• _Input material_
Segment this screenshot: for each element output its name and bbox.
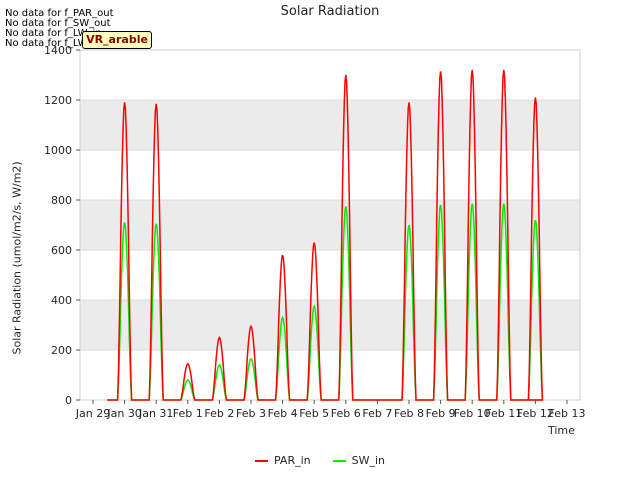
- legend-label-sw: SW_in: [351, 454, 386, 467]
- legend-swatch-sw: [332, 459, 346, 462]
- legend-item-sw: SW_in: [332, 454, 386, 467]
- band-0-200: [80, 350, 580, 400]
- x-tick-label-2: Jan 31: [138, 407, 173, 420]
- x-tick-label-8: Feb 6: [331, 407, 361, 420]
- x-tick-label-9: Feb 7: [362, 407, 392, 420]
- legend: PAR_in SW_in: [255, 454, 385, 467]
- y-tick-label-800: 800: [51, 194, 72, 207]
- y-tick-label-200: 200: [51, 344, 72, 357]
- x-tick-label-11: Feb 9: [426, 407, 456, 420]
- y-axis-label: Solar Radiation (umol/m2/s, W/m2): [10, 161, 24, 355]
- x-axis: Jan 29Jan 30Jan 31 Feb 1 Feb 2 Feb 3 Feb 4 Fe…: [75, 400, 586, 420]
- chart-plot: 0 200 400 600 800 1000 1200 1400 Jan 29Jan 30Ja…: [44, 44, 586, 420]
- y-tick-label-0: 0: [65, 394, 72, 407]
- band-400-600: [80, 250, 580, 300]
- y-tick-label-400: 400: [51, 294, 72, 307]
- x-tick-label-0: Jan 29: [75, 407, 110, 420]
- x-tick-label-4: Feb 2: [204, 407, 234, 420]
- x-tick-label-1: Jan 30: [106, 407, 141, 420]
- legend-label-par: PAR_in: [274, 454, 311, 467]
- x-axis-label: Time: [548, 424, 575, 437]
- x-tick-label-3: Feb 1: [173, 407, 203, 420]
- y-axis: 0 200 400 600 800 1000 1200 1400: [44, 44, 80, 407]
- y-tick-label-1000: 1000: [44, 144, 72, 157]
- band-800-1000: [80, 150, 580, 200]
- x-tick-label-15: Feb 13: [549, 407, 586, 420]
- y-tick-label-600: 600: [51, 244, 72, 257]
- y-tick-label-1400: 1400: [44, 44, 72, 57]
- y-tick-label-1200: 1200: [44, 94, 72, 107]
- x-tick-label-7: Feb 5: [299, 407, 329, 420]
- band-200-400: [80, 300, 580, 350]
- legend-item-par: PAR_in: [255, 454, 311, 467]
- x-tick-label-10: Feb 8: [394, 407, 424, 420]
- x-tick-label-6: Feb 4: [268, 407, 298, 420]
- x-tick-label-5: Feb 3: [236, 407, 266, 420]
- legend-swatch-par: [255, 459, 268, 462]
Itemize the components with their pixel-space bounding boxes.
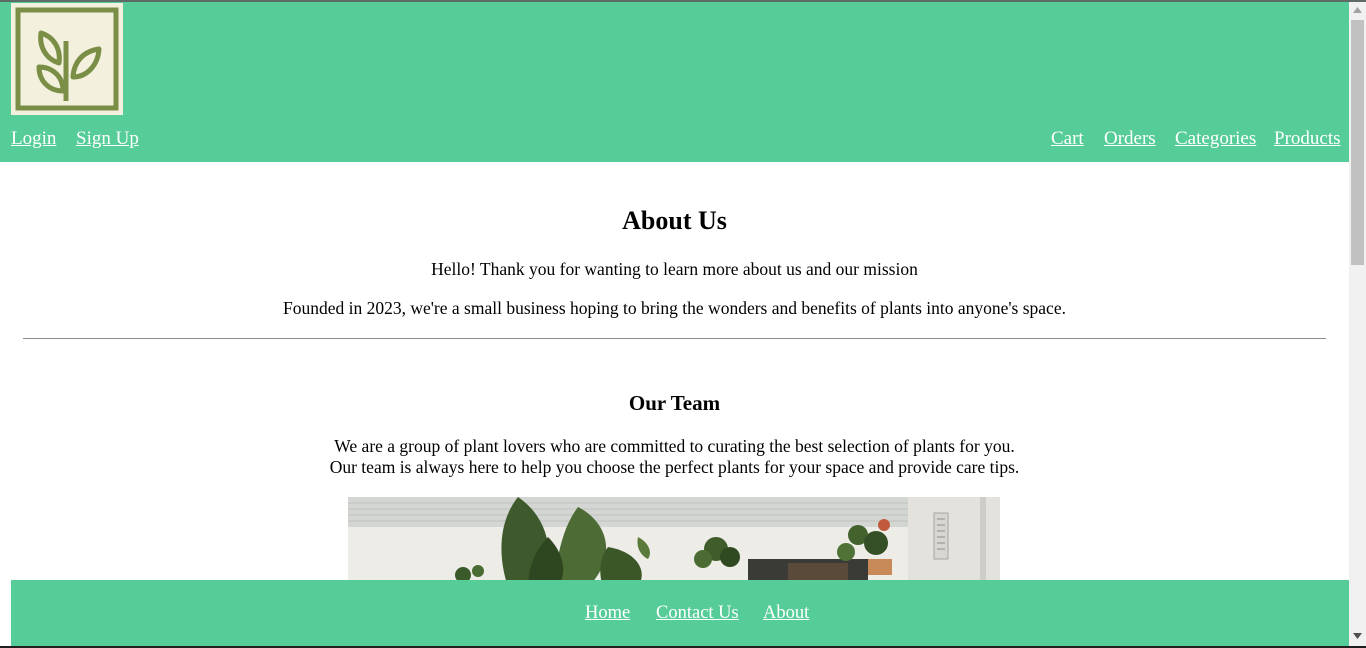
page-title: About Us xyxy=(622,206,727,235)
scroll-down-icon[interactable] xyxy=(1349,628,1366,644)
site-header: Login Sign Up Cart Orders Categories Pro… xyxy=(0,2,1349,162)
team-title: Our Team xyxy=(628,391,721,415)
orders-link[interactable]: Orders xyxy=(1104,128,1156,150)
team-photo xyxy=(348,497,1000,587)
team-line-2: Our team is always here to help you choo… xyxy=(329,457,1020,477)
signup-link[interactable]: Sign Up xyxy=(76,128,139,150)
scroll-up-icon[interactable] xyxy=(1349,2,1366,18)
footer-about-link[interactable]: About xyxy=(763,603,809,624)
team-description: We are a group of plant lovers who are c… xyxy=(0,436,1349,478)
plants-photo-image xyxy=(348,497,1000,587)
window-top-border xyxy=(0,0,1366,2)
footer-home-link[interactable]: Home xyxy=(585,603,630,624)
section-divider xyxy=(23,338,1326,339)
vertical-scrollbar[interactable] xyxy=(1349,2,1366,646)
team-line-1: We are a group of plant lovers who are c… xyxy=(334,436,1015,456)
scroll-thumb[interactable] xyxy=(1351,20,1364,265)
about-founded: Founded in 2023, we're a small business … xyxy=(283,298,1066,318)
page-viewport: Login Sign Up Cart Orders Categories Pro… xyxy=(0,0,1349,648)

• _What this task involves_
Rewrite the records above with every "interactable" swapped for "clickable", keeping everything else unchanged. Leave the pictures out of your answer.

• _Solution for this task_
Segment this screenshot: for each element output its name and bbox.
- legend-label-sw: SW_in: [351, 454, 386, 467]
- legend-swatch-sw: [332, 459, 346, 462]
- legend-item-sw: SW_in: [332, 454, 386, 467]
- band-0-200: [80, 350, 580, 400]
- x-tick-label-2: Jan 31: [138, 407, 173, 420]
- x-tick-label-8: Feb 6: [331, 407, 361, 420]
- x-tick-label-9: Feb 7: [362, 407, 392, 420]
- legend: PAR_in SW_in: [255, 454, 385, 467]
- y-tick-label-800: 800: [51, 194, 72, 207]
- y-tick-label-200: 200: [51, 344, 72, 357]
- x-tick-label-11: Feb 9: [426, 407, 456, 420]
- y-axis-label: Solar Radiation (umol/m2/s, W/m2): [10, 161, 24, 355]
- x-axis: Jan 29Jan 30Jan 31 Feb 1 Feb 2 Feb 3 Feb 4 Fe…: [75, 400, 586, 420]
- chart-plot: 0 200 400 600 800 1000 1200 1400 Jan 29Jan 30Ja…: [44, 44, 586, 420]
- y-tick-label-0: 0: [65, 394, 72, 407]
- band-400-600: [80, 250, 580, 300]
- y-tick-label-400: 400: [51, 294, 72, 307]
- x-tick-label-0: Jan 29: [75, 407, 110, 420]
- x-tick-label-4: Feb 2: [204, 407, 234, 420]
- x-tick-label-1: Jan 30: [106, 407, 141, 420]
- legend-label-par: PAR_in: [274, 454, 311, 467]
- x-axis-label: Time: [548, 424, 575, 437]
- x-tick-label-3: Feb 1: [173, 407, 203, 420]
- y-axis: 0 200 400 600 800 1000 1200 1400: [44, 44, 80, 407]
- y-tick-label-1000: 1000: [44, 144, 72, 157]
- band-800-1000: [80, 150, 580, 200]
- x-tick-label-15: Feb 13: [549, 407, 586, 420]
- y-tick-label-600: 600: [51, 244, 72, 257]
- y-tick-label-1400: 1400: [44, 44, 72, 57]
- y-tick-label-1200: 1200: [44, 94, 72, 107]
- x-tick-label-7: Feb 5: [299, 407, 329, 420]
- band-200-400: [80, 300, 580, 350]
- legend-item-par: PAR_in: [255, 454, 311, 467]
- x-tick-label-10: Feb 8: [394, 407, 424, 420]
- x-tick-label-6: Feb 4: [268, 407, 298, 420]
- x-tick-label-5: Feb 3: [236, 407, 266, 420]
- legend-swatch-par: [255, 459, 268, 462]
Itemize the components with their pixel-space bounding boxes.
page-title: About Us xyxy=(622,206,727,235)
scroll-down-icon[clickable] xyxy=(1349,628,1366,644)
site-header: Login Sign Up Cart Orders Categories Pro… xyxy=(0,2,1349,162)
team-title: Our Team xyxy=(628,391,721,415)
orders-link[clickable]: Orders xyxy=(1104,128,1156,150)
team-photo xyxy=(348,497,1000,587)
team-line-2: Our team is always here to help you choo… xyxy=(329,457,1020,477)
signup-link[clickable]: Sign Up xyxy=(76,128,139,150)
scroll-up-icon[clickable] xyxy=(1349,2,1366,18)
footer-about-link[clickable]: About xyxy=(763,603,809,624)
team-description: We are a group of plant lovers who are c… xyxy=(0,436,1349,478)
plants-photo-image xyxy=(348,497,1000,587)
window-top-border xyxy=(0,0,1366,2)
footer-home-link[clickable]: Home xyxy=(585,603,630,624)
section-divider xyxy=(23,338,1326,339)
vertical-scrollbar[clickable] xyxy=(1349,2,1366,646)
team-line-1: We are a group of plant lovers who are c… xyxy=(334,436,1015,456)
scroll-thumb[clickable] xyxy=(1351,20,1364,265)
about-founded: Founded in 2023, we're a small business … xyxy=(283,298,1066,318)
page-viewport: Login Sign Up Cart Orders Categories Pro… xyxy=(0,0,1349,648)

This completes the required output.